:: THE DATA

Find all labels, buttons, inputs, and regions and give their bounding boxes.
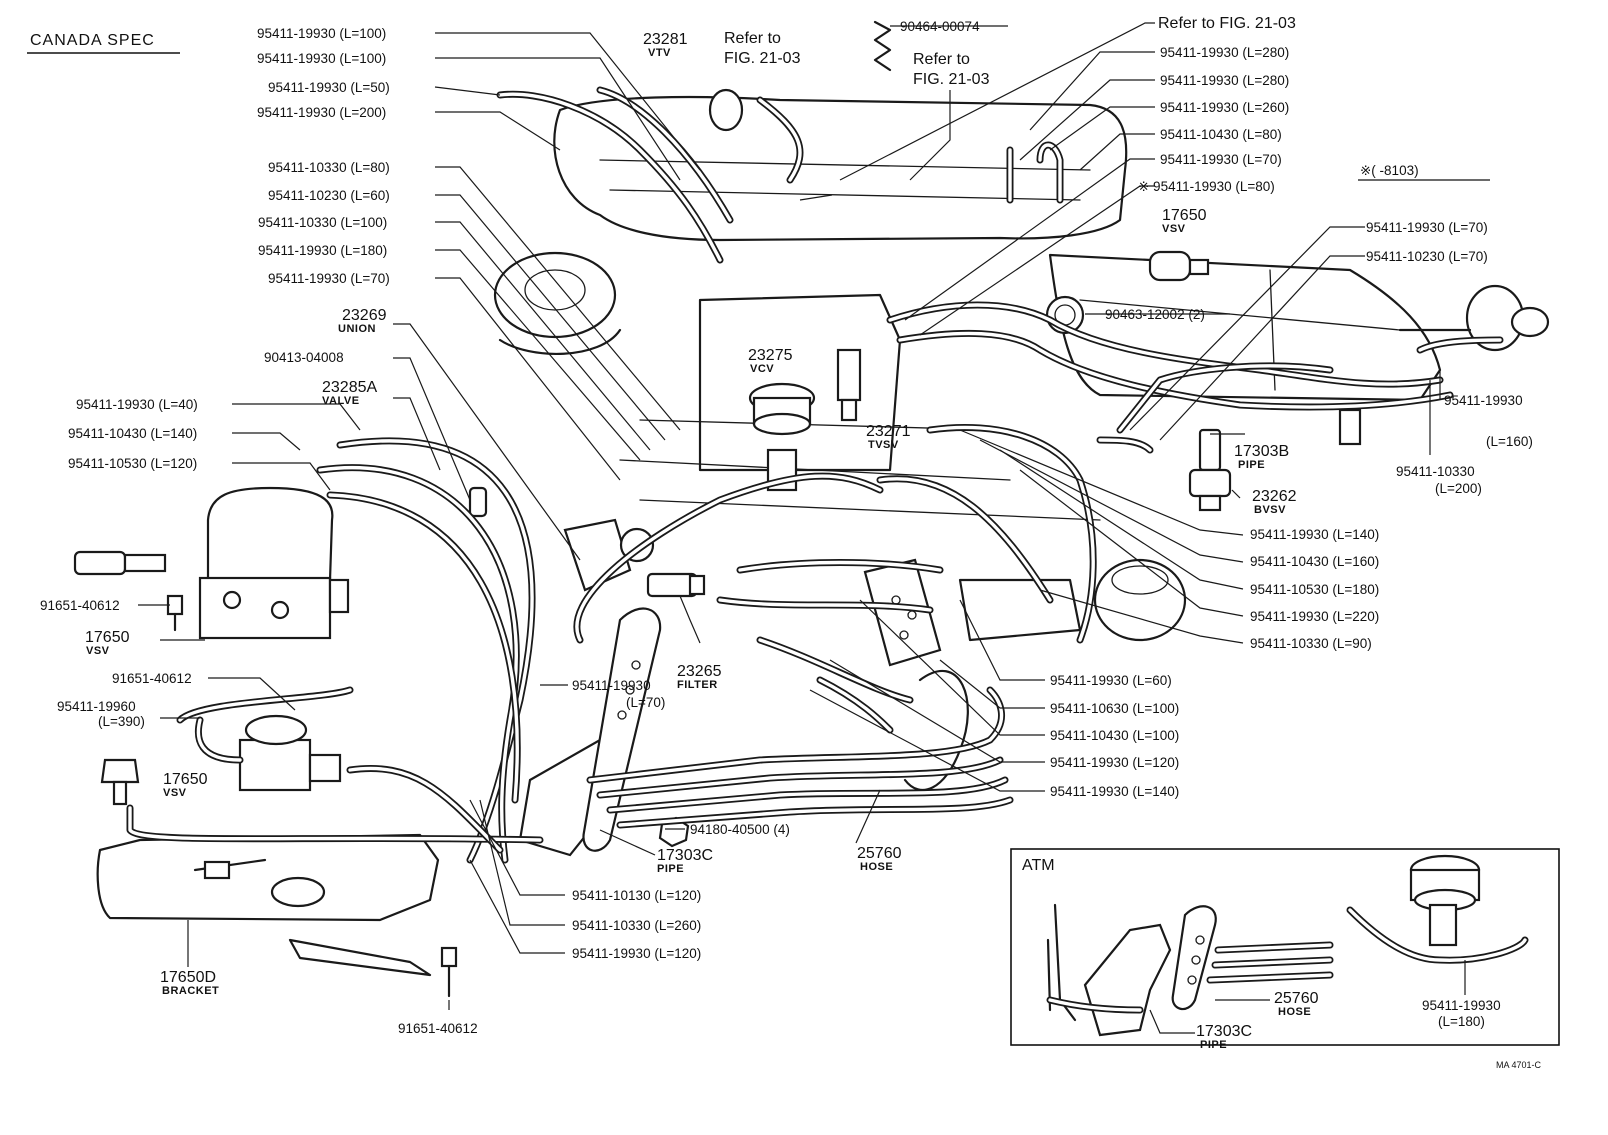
callout: 95411-10330 (L=80) [268,160,390,175]
callout: 95411-10530 (L=180) [1250,582,1379,597]
callout: (L=70) [626,695,665,710]
callout: 95411-19930 (L=40) [76,397,198,412]
callout: 91651-40612 [112,671,192,686]
callout: (L=390) [98,714,145,729]
callout: 95411-19930 [1444,393,1523,408]
callout: 91651-40612 [398,1021,478,1036]
inset-callout-line1: 95411-19930 [1422,998,1501,1013]
part-number-vtv: 23281 [643,31,688,48]
callout: 95411-19930 [572,678,651,693]
part-number-pipe-17303c: 17303C [657,847,713,864]
callout: 95411-10230 (L=60) [268,188,390,203]
part-name-vsv-lower: VSV [163,787,187,799]
figure-code: MA 4701-C [1496,1060,1542,1070]
refer-note-1-line1: Refer to [724,30,781,47]
callout: 95411-19930 (L=280) [1160,73,1289,88]
callout: 95411-10430 (L=100) [1050,728,1179,743]
callout: ※ 95411-19930 (L=80) [1138,179,1275,194]
callout: (L=200) [1435,481,1482,496]
part-number-valve: 23285A [322,379,377,396]
callout: 95411-10330 (L=260) [572,918,701,933]
inset-title: ATM [1022,857,1055,874]
callout: 90464-00074 [900,19,980,34]
part-name-filter: FILTER [677,679,718,691]
header: CANADA SPEC ※( -8103) [27,32,1490,181]
part-name-vcv: VCV [750,363,774,375]
part-number-vsv-upper: 17650 [1162,207,1207,224]
callout: 95411-10230 (L=70) [1366,249,1488,264]
part-number-bvsv: 23262 [1252,488,1297,505]
callout: 95411-19930 (L=260) [1160,100,1289,115]
refer-note-2-line2: FIG. 21-03 [913,71,990,88]
callout: 95411-19930 (L=140) [1050,784,1179,799]
part-name-valve: VALVE [322,395,360,407]
leader-lines [138,22,1441,1010]
part-name-vtv: VTV [648,47,671,59]
inset-pipe-name: PIPE [1200,1039,1227,1051]
part-name-bvsv: BVSV [1254,504,1286,516]
part-name-tvsv: TVSV [868,439,899,451]
callout: 95411-10630 (L=100) [1050,701,1179,716]
inset-hose-number: 25760 [1274,990,1319,1007]
callout: 94180-40500 (4) [690,822,790,837]
callout: 95411-19930 (L=70) [1160,152,1282,167]
vacuum-hoses [126,86,1504,864]
callout: 95411-19930 (L=50) [268,80,390,95]
callout: 95411-10330 [1396,464,1475,479]
callout: 95411-19930 (L=70) [268,271,390,286]
atm-inset: ATM 25760 HOSE 17303C PIPE 95411-19930 (… [1010,848,1560,1051]
part-number-vsv-left: 17650 [85,629,130,646]
callout: 95411-19930 (L=180) [258,243,387,258]
callout: 95411-19930 (L=200) [257,105,386,120]
serial-mark: ※( -8103) [1360,163,1419,178]
callout: (L=160) [1486,434,1533,449]
callout: 95411-19930 (L=220) [1250,609,1379,624]
callout: 95411-19930 (L=70) [1366,220,1488,235]
callout: 95411-19930 (L=120) [572,946,701,961]
part-name-bracket: BRACKET [162,985,219,997]
callout: 95411-19930 (L=60) [1050,673,1172,688]
callout: 95411-19930 (L=280) [1160,45,1289,60]
refer-note-2-line1: Refer to [913,51,970,68]
callout: 95411-19930 (L=140) [1250,527,1379,542]
part-name-hose: HOSE [860,861,893,873]
part-number-vcv: 23275 [748,347,793,364]
part-number-tvsv: 23271 [866,423,911,440]
callout: Refer to FIG. 21-03 [1158,15,1296,32]
inset-hose-name: HOSE [1278,1006,1311,1018]
diagram-title: CANADA SPEC [30,32,155,49]
part-name-union: UNION [338,323,376,335]
callout: 95411-10530 (L=120) [68,456,197,471]
callout: 95411-10430 (L=160) [1250,554,1379,569]
callout: 95411-10130 (L=120) [572,888,701,903]
callout: 95411-10330 (L=90) [1250,636,1372,651]
callout: 90463-12002 (2) [1105,307,1205,322]
callout: 95411-19960 [57,699,136,714]
callout-labels: 95411-19930 (L=100) 95411-19930 (L=100) … [40,15,1533,1036]
callout: 95411-10330 (L=100) [258,215,387,230]
callout: 95411-19930 (L=100) [257,26,386,41]
refer-note-1-line2: FIG. 21-03 [724,50,801,67]
part-number-filter: 23265 [677,663,722,680]
part-number-bracket: 17650D [160,969,216,986]
callout: 95411-19930 (L=100) [257,51,386,66]
callout: 90413-04008 [264,350,344,365]
inset-pipe-number: 17303C [1196,1023,1252,1040]
part-name-pipe-17303b: PIPE [1238,459,1265,471]
callout: 91651-40612 [40,598,120,613]
part-name-vsv-left: VSV [86,645,110,657]
inset-callout-line2: (L=180) [1438,1014,1485,1029]
part-number-vsv-lower: 17650 [163,771,208,788]
callout: 95411-10430 (L=80) [1160,127,1282,142]
callout: 95411-10430 (L=140) [68,426,197,441]
part-name-pipe-17303c: PIPE [657,863,684,875]
part-name-vsv-upper: VSV [1162,223,1186,235]
part-labels: 23281 VTV 23269 UNION 23285A VALVE 23275… [85,30,1297,997]
part-number-pipe-17303b: 17303B [1234,443,1289,460]
part-number-union: 23269 [342,307,387,324]
part-number-hose: 25760 [857,845,902,862]
callout: 95411-19930 (L=120) [1050,755,1179,770]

::::

BRIEF
Swap "CANADA SPEC" for "US SPEC" in everything from the row containing "callout: 95411-10330 (L=80) [268,160,390,175]" down to the row containing "part-name-bvsv: BVSV [1254,504,1286,516]", and give those rows back with nothing else changed.

EXERCISE ANSWER
callout: 95411-10330 (L=80) [268,160,390,175]
callout: 95411-10530 (L=180) [1250,582,1379,597]
callout: (L=70) [626,695,665,710]
callout: 95411-19930 (L=40) [76,397,198,412]
callout: 91651-40612 [112,671,192,686]
callout: (L=390) [98,714,145,729]
callout: 95411-19930 [1444,393,1523,408]
callout: 91651-40612 [398,1021,478,1036]
inset-callout-line1: 95411-19930 [1422,998,1501,1013]
part-number-vtv: 23281 [643,31,688,48]
callout: 95411-19930 [572,678,651,693]
part-number-pipe-17303c: 17303C [657,847,713,864]
callout: 95411-10230 (L=60) [268,188,390,203]
part-name-vsv-lower: VSV [163,787,187,799]
figure-code: MA 4701-C [1496,1060,1542,1070]
refer-note-1-line1: Refer to [724,30,781,47]
callout: 95411-19930 (L=280) [1160,73,1289,88]
callout: 95411-10430 (L=100) [1050,728,1179,743]
callout: ※ 95411-19930 (L=80) [1138,179,1275,194]
callout: (L=200) [1435,481,1482,496]
part-number-valve: 23285A [322,379,377,396]
callout: 95411-10330 (L=260) [572,918,701,933]
inset-title: ATM [1022,857,1055,874]
callout: 90464-00074 [900,19,980,34]
part-name-filter: FILTER [677,679,718,691]
header: US SPEC ※( -8103) [27,32,1490,181]
part-name-vcv: VCV [750,363,774,375]
part-number-vsv-upper: 17650 [1162,207,1207,224]
callout: 95411-10230 (L=70) [1366,249,1488,264]
part-number-bvsv: 23262 [1252,488,1297,505]
callout: 95411-19930 (L=260) [1160,100,1289,115]
refer-note-2-line2: FIG. 21-03 [913,71,990,88]
callout: 95411-19930 (L=140) [1050,784,1179,799]
part-name-valve: VALVE [322,395,360,407]
leader-lines [138,22,1441,1010]
part-name-vtv: VTV [648,47,671,59]
inset-pipe-name: PIPE [1200,1039,1227,1051]
part-name-bvsv: BVSV [1254,504,1286,516]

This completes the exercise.